Work instructions: Pick out each line of the records that includes the string "所用时间相等", and copy it.
start Listing
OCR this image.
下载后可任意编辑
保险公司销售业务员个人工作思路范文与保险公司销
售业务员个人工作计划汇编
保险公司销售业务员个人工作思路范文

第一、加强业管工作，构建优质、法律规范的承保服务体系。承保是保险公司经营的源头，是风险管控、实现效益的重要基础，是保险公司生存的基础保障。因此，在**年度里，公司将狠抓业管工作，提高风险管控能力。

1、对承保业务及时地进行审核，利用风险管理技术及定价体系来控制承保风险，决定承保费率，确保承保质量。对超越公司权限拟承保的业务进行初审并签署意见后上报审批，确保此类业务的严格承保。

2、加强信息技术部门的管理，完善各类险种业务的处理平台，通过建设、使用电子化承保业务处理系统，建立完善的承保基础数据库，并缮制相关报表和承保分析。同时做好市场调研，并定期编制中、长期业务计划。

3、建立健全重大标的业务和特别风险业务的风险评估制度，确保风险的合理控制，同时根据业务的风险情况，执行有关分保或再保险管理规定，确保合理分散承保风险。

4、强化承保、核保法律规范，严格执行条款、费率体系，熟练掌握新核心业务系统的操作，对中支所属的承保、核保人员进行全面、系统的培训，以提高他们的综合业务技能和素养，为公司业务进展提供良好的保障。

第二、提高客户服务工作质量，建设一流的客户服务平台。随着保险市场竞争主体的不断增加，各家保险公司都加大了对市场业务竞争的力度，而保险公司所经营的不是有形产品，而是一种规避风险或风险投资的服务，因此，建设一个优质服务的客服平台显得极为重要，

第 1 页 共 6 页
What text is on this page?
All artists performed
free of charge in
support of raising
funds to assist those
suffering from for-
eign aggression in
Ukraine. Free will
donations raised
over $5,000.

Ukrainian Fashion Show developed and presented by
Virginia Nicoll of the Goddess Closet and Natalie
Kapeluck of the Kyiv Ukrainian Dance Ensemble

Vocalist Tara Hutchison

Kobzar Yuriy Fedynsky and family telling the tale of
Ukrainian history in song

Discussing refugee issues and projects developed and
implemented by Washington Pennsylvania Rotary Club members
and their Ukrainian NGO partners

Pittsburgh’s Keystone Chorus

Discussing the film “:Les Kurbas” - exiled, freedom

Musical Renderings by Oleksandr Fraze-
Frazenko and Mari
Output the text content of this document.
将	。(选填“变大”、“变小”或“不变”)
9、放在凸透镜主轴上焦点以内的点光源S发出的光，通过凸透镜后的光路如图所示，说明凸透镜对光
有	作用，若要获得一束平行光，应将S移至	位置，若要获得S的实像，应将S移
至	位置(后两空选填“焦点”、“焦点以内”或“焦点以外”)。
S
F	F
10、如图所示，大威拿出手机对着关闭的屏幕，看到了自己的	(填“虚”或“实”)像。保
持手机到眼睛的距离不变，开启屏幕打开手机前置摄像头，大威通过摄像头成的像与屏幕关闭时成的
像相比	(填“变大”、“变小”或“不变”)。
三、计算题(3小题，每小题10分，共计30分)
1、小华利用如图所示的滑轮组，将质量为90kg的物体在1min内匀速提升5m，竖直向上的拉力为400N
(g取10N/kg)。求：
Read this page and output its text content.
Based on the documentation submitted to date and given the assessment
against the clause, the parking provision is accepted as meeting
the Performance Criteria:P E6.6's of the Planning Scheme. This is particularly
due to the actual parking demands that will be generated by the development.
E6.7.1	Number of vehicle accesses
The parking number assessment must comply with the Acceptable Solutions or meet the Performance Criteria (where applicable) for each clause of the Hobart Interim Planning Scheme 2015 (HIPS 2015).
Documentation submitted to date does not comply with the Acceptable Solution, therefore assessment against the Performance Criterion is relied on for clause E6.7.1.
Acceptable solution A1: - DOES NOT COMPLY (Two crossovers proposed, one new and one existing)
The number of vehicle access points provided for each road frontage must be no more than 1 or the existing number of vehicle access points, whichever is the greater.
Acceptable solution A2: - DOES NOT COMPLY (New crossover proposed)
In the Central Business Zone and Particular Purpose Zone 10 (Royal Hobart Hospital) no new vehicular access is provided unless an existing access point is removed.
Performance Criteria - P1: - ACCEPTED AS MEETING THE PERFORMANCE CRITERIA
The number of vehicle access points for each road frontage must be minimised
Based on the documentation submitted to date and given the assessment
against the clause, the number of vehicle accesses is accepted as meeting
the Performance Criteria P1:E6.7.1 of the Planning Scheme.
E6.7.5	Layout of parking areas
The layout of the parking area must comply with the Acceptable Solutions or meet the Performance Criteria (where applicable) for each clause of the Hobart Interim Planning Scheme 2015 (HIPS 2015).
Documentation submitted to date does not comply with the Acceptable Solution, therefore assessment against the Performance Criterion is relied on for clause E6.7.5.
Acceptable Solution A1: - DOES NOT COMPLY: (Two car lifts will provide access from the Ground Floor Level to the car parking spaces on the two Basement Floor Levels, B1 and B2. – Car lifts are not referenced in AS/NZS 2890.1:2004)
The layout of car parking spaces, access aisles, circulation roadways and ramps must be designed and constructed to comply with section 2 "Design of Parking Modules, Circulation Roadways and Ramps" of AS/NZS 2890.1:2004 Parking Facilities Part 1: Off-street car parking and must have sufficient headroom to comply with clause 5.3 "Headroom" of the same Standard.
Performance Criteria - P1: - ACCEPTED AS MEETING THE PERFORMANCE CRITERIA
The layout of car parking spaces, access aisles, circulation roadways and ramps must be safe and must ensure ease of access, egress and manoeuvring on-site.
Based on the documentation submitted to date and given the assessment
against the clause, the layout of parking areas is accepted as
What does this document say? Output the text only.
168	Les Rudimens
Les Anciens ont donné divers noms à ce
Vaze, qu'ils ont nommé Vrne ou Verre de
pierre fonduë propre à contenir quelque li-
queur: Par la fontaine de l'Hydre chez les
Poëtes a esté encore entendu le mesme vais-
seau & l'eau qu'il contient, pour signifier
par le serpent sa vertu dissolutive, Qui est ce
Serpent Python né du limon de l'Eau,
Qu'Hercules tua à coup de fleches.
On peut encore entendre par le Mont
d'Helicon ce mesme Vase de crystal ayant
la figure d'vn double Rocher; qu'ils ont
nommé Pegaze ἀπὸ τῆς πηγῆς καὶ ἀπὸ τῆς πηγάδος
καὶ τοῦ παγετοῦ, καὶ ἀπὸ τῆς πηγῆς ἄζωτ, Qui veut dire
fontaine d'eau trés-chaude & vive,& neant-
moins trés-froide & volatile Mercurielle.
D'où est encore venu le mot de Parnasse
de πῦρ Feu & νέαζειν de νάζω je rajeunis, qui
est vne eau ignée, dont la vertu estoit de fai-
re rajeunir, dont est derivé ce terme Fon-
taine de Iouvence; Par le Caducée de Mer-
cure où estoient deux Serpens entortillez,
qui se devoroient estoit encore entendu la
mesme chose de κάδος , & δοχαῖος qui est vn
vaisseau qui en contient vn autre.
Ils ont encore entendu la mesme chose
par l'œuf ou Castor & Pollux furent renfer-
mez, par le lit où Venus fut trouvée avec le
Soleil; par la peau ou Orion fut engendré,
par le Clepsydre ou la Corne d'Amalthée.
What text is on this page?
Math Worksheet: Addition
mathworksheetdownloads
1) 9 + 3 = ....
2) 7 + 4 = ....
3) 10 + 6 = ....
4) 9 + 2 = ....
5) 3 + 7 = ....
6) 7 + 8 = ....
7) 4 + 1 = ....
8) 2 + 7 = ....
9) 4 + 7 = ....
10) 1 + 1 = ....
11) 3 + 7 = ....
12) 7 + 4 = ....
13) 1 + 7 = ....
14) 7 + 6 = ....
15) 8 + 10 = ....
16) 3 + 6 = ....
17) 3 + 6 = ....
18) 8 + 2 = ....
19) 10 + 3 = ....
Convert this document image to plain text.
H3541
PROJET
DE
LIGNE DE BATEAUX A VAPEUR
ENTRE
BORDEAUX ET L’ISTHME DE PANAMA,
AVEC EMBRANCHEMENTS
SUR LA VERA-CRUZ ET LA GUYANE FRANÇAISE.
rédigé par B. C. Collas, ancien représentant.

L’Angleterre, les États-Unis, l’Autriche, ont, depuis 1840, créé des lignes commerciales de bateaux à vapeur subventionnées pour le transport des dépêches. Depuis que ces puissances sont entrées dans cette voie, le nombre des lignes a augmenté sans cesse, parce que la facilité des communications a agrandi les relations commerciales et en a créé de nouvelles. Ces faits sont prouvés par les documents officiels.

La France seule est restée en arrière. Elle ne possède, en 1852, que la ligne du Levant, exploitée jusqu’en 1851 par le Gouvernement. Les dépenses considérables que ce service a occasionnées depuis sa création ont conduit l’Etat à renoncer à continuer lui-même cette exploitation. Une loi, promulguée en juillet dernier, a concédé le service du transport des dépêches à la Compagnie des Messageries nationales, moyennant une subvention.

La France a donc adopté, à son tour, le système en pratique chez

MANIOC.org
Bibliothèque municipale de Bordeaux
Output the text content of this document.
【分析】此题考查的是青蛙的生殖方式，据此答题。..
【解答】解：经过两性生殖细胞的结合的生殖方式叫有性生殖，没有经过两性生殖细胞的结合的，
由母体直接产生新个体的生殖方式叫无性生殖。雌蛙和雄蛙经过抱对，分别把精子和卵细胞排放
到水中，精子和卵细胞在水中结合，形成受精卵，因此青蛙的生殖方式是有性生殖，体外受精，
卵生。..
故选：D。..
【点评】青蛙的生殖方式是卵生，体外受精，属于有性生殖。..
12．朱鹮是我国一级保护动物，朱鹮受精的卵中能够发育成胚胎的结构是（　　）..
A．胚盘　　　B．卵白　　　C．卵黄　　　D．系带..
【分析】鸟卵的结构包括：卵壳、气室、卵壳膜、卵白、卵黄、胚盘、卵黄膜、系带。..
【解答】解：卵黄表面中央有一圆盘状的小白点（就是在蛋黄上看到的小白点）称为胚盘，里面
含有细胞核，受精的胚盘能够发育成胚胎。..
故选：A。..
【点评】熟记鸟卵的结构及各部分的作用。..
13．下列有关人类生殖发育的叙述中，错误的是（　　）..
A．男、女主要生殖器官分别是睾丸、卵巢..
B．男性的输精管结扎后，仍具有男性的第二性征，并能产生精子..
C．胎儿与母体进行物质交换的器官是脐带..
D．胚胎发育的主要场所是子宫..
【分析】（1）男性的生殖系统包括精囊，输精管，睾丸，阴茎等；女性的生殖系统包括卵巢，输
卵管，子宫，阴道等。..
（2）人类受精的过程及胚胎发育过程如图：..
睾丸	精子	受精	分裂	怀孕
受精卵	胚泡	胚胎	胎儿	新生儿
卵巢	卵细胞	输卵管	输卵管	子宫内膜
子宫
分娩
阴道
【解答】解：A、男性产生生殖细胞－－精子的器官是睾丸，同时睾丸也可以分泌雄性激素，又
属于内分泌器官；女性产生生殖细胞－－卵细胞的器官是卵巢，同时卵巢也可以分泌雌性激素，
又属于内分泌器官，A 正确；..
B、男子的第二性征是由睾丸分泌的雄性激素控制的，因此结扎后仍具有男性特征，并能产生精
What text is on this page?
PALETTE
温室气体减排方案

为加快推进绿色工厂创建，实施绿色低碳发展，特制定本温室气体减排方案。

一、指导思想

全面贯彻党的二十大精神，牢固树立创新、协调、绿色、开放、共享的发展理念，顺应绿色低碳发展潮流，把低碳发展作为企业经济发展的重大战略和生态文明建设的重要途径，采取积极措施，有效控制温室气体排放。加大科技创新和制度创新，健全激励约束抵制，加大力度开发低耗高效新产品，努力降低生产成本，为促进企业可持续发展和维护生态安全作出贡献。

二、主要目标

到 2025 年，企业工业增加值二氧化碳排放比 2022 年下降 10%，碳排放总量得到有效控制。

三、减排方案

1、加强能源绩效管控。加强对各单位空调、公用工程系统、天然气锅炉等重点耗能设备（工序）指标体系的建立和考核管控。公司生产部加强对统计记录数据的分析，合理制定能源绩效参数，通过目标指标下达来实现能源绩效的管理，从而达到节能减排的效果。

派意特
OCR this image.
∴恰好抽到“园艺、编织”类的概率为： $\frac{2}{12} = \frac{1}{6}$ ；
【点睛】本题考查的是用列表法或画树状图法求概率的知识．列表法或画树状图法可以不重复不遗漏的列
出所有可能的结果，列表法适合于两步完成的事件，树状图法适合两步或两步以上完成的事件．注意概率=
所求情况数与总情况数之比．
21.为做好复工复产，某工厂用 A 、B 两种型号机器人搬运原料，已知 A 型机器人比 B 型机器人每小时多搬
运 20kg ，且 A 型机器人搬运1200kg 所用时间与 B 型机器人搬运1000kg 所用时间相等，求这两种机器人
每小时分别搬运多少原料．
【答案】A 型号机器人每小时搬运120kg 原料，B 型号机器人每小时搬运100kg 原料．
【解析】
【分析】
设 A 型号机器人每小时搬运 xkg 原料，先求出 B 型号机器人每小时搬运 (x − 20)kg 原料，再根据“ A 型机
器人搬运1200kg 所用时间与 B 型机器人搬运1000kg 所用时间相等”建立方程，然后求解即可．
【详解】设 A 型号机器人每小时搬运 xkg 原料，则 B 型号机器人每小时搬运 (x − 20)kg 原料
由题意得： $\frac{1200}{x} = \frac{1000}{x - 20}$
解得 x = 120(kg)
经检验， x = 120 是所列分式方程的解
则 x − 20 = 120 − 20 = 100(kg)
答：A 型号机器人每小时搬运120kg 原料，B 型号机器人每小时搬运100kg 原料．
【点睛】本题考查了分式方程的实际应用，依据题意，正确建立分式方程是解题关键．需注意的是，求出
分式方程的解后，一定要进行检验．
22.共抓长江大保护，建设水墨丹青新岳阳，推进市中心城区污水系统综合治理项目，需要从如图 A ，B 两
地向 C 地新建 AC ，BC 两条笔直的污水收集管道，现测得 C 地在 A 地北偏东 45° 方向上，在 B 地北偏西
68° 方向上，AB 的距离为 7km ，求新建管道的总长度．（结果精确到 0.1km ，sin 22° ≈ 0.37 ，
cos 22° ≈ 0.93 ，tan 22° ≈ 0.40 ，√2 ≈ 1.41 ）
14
end Listing
Result:
运 20kg ，且 A 型机器人搬运1200kg 所用时间与 B 型机器人搬运1000kg 所用时间相等，求这两种机器人
器人搬运1200kg 所用时间与 B 型机器人搬运1000kg 所用时间相等”建立方程，然后求解即可．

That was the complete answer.